GOAL OF THE EXERCISE:
Copy the records word for word, beginning with their first line and ending with the line that contains "no-result: Go to Step 5", including both.

MATERIAL FOR THIS EXERCISE:
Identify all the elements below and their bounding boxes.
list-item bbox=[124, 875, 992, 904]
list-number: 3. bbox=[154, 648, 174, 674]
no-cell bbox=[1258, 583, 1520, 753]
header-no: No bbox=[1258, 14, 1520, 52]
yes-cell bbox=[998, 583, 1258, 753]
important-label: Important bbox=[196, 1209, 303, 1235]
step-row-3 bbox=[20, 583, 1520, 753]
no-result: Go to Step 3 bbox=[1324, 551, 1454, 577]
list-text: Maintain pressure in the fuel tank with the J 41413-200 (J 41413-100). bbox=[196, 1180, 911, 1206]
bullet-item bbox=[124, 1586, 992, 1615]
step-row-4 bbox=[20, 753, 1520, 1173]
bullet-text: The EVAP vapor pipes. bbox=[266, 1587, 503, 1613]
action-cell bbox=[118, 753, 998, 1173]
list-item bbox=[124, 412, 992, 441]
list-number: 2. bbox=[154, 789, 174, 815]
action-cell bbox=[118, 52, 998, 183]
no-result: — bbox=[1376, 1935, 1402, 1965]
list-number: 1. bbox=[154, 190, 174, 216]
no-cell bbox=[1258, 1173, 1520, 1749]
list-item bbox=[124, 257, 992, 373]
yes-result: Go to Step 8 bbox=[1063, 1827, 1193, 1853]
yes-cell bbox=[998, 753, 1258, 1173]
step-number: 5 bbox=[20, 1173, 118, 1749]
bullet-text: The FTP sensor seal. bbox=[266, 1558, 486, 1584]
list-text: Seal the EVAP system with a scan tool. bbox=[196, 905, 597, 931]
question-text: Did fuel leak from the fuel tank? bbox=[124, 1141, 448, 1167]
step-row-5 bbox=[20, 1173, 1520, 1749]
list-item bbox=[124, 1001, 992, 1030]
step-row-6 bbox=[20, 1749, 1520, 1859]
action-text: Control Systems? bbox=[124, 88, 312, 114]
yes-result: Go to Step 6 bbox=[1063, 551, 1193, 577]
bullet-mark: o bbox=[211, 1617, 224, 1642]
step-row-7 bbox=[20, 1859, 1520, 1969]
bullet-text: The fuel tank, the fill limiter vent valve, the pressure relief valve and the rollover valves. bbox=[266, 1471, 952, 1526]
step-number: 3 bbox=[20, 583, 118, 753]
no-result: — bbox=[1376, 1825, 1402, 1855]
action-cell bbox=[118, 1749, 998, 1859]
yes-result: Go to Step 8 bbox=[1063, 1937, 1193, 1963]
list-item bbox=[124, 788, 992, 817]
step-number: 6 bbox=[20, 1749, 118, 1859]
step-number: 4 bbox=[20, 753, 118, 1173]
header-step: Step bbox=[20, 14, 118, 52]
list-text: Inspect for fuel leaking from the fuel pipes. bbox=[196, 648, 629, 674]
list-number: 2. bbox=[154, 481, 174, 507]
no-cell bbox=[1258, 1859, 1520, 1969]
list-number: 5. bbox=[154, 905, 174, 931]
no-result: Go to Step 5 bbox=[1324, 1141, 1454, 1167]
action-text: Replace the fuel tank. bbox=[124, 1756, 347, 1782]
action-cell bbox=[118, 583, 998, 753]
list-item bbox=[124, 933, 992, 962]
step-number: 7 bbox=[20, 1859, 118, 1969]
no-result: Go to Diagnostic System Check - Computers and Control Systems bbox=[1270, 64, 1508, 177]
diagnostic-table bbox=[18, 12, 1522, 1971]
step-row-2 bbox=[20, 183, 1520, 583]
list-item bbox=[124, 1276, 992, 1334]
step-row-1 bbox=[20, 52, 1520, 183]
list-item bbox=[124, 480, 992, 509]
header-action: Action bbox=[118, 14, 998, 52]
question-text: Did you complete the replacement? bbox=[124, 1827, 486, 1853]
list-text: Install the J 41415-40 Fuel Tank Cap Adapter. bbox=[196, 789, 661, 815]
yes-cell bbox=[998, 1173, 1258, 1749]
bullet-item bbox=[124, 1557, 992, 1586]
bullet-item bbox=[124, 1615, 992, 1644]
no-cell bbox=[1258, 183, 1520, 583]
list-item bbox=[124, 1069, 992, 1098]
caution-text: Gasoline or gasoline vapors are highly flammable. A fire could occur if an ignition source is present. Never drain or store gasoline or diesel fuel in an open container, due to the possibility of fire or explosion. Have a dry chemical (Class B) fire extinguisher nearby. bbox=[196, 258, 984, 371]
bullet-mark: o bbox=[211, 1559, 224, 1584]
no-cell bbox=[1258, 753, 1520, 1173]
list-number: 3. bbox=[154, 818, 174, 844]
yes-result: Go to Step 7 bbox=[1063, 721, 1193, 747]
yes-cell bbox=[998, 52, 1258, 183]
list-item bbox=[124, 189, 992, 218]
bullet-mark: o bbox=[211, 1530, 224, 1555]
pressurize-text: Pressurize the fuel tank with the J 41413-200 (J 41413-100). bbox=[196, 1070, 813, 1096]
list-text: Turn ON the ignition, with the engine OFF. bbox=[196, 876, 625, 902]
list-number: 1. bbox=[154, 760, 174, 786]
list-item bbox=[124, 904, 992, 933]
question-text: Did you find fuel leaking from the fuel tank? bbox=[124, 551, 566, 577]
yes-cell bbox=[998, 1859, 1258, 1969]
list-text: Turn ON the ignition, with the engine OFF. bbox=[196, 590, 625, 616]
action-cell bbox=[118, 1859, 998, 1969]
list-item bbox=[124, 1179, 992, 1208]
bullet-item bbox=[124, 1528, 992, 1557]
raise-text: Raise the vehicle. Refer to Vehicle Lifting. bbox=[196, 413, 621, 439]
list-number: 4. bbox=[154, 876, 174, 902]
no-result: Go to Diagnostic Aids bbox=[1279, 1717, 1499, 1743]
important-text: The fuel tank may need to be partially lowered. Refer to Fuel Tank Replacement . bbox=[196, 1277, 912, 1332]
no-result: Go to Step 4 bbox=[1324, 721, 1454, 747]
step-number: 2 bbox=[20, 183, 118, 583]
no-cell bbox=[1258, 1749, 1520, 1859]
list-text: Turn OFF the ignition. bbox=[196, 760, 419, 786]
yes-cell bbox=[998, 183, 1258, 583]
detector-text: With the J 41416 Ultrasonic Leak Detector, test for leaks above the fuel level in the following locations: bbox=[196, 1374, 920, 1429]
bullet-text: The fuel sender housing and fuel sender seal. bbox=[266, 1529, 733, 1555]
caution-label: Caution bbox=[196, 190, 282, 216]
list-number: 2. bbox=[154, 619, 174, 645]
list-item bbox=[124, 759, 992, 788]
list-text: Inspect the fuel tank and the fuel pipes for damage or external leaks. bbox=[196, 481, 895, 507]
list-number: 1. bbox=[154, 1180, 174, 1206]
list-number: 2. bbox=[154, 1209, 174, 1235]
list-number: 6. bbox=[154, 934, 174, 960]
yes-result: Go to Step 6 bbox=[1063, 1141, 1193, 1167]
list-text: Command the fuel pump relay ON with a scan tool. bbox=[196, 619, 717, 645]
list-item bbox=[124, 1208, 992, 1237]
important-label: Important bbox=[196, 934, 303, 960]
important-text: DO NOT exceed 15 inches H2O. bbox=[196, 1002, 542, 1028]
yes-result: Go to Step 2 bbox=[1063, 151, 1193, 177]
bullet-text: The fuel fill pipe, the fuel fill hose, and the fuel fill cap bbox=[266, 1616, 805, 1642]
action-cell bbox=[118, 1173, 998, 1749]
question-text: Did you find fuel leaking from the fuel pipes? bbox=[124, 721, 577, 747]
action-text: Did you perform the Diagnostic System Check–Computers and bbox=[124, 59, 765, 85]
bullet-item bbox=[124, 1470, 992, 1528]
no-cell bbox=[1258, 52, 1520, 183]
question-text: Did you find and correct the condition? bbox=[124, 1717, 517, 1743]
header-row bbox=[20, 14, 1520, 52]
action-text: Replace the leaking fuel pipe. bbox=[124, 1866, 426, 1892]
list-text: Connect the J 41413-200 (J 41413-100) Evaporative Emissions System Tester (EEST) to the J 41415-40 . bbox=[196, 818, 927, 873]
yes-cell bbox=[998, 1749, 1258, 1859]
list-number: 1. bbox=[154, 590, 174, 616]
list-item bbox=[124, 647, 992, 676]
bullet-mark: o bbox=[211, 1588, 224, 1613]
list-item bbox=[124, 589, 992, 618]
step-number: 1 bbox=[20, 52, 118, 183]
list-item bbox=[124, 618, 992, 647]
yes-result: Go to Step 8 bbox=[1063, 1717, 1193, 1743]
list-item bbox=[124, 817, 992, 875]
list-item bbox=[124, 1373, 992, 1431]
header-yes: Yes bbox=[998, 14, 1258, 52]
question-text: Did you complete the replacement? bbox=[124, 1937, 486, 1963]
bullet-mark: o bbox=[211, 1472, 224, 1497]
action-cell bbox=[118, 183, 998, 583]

EXPECTED ANSWER:
Identify all the elements below and their bounding boxes.
list-item bbox=[124, 875, 992, 904]
list-number: 3. bbox=[154, 648, 174, 674]
no-cell bbox=[1258, 583, 1520, 753]
header-no: No bbox=[1258, 14, 1520, 52]
yes-cell bbox=[998, 583, 1258, 753]
important-label: Important bbox=[196, 1209, 303, 1235]
step-row-3 bbox=[20, 583, 1520, 753]
no-result: Go to Step 3 bbox=[1324, 551, 1454, 577]
list-text: Maintain pressure in the fuel tank with the J 41413-200 (J 41413-100). bbox=[196, 1180, 911, 1206]
bullet-item bbox=[124, 1586, 992, 1615]
step-row-4 bbox=[20, 753, 1520, 1173]
bullet-text: The EVAP vapor pipes. bbox=[266, 1587, 503, 1613]
action-cell bbox=[118, 753, 998, 1173]
list-item bbox=[124, 412, 992, 441]
list-number: 2. bbox=[154, 789, 174, 815]
action-cell bbox=[118, 52, 998, 183]
no-result: — bbox=[1376, 1935, 1402, 1965]
list-number: 1. bbox=[154, 190, 174, 216]
no-cell bbox=[1258, 1173, 1520, 1749]
list-item bbox=[124, 257, 992, 373]
yes-result: Go to Step 8 bbox=[1063, 1827, 1193, 1853]
yes-cell bbox=[998, 753, 1258, 1173]
step-number: 5 bbox=[20, 1173, 118, 1749]
bullet-text: The FTP sensor seal. bbox=[266, 1558, 486, 1584]
list-text: Seal the EVAP system with a scan tool. bbox=[196, 905, 597, 931]
question-text: Did fuel leak from the fuel tank? bbox=[124, 1141, 448, 1167]
step-row-5 bbox=[20, 1173, 1520, 1749]
list-item bbox=[124, 1001, 992, 1030]
step-row-6 bbox=[20, 1749, 1520, 1859]
action-text: Control Systems? bbox=[124, 88, 312, 114]
yes-result: Go to Step 6 bbox=[1063, 551, 1193, 577]
bullet-mark: o bbox=[211, 1617, 224, 1642]
step-row-7 bbox=[20, 1859, 1520, 1969]
bullet-text: The fuel tank, the fill limiter vent valve, the pressure relief valve and the rollover valves. bbox=[266, 1471, 952, 1526]
step-number: 3 bbox=[20, 583, 118, 753]
no-result: — bbox=[1376, 1825, 1402, 1855]
action-cell bbox=[118, 1749, 998, 1859]
yes-result: Go to Step 8 bbox=[1063, 1937, 1193, 1963]
list-item bbox=[124, 788, 992, 817]
step-number: 6 bbox=[20, 1749, 118, 1859]
step-number: 4 bbox=[20, 753, 118, 1173]
header-step: Step bbox=[20, 14, 118, 52]
list-text: Inspect for fuel leaking from the fuel pipes. bbox=[196, 648, 629, 674]
list-number: 2. bbox=[154, 481, 174, 507]
no-cell bbox=[1258, 1859, 1520, 1969]
list-number: 5. bbox=[154, 905, 174, 931]
no-result: Go to Step 5 bbox=[1324, 1141, 1454, 1167]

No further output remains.